[Saved entries]
_ _ _

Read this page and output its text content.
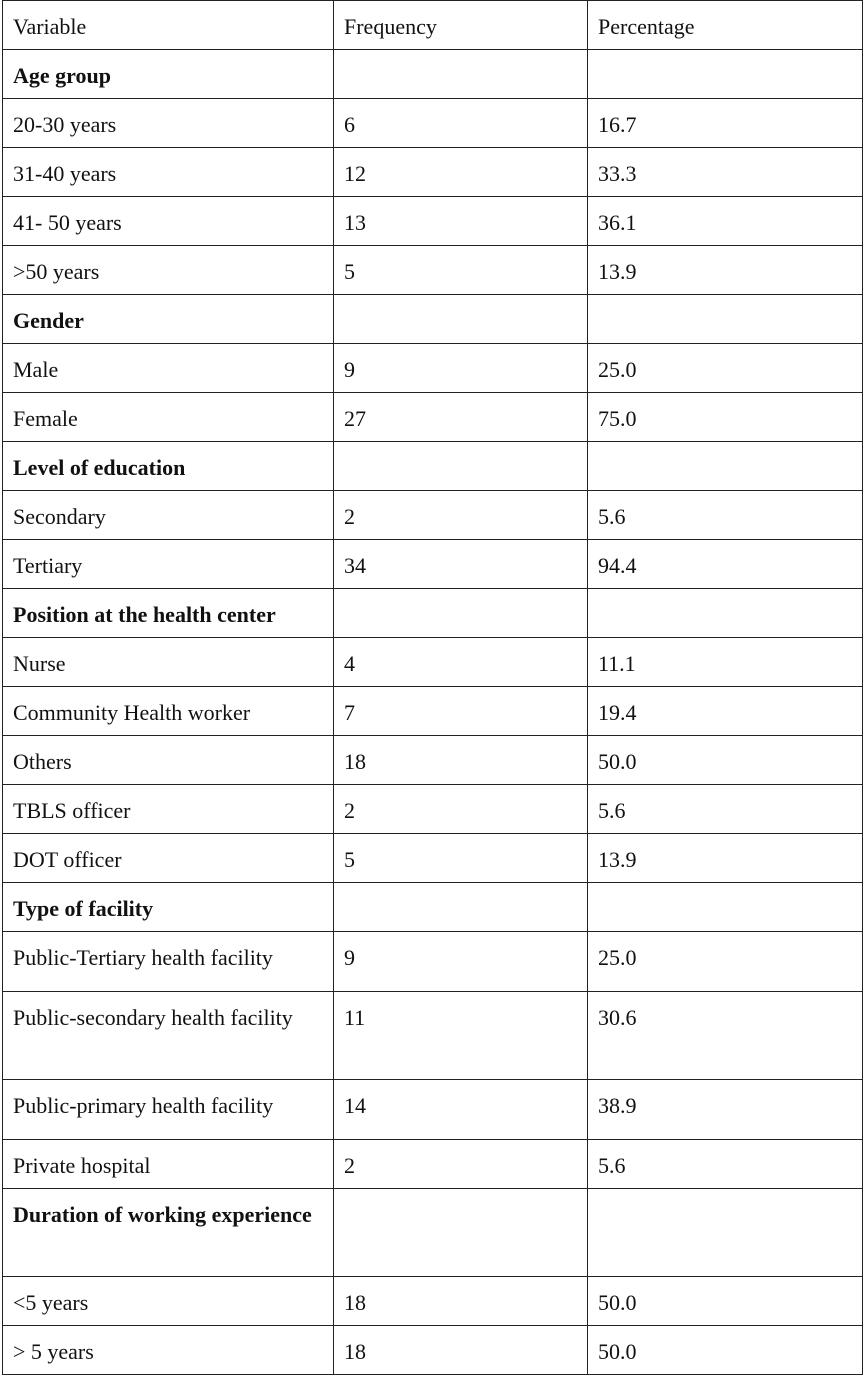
Variable	Frequency	Percentage
Age group		
20-30 years	6	16.7
31-40 years	12	33.3
41- 50 years	13	36.1
>50 years	5	13.9
Gender		
Male	9	25.0
Female	27	75.0
Level of education		
Secondary	2	5.6
Tertiary	34	94.4
Position at the health center		
Nurse	4	11.1
Community Health worker	7	19.4
Others	18	50.0
TBLS officer	2	5.6
DOT officer	5	13.9
Type of facility		
Public-Tertiary health facility	9	25.0
Public-secondary health facility	11	30.6
Public-primary health facility	14	38.9
Private hospital	2	5.6
Duration of working experience		
<5 years	18	50.0
> 5 years	18	50.0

_ _ _

> [Task to complete]
Transcribe the listing in full and omit the pictures.

> [Written response]
Read this page and output its text content.
Variable	Frequency	Percentage
Age group		
20-30 years	6	16.7
31-40 years	12	33.3
41- 50 years	13	36.1
>50 years	5	13.9
Gender		
Male	9	25.0
Female	27	75.0
Level of education		
Secondary	2	5.6
Tertiary	34	94.4
Position at the health center		
Nurse	4	11.1
Community Health worker	7	19.4
Others	18	50.0
TBLS officer	2	5.6
DOT officer	5	13.9
Type of facility		
Public-Tertiary health facility	9	25.0
Public-secondary health facility	11	30.6
Public-primary health facility	14	38.9
Private hospital	2	5.6
Duration of working experience		
<5 years	18	50.0
> 5 years	18	50.0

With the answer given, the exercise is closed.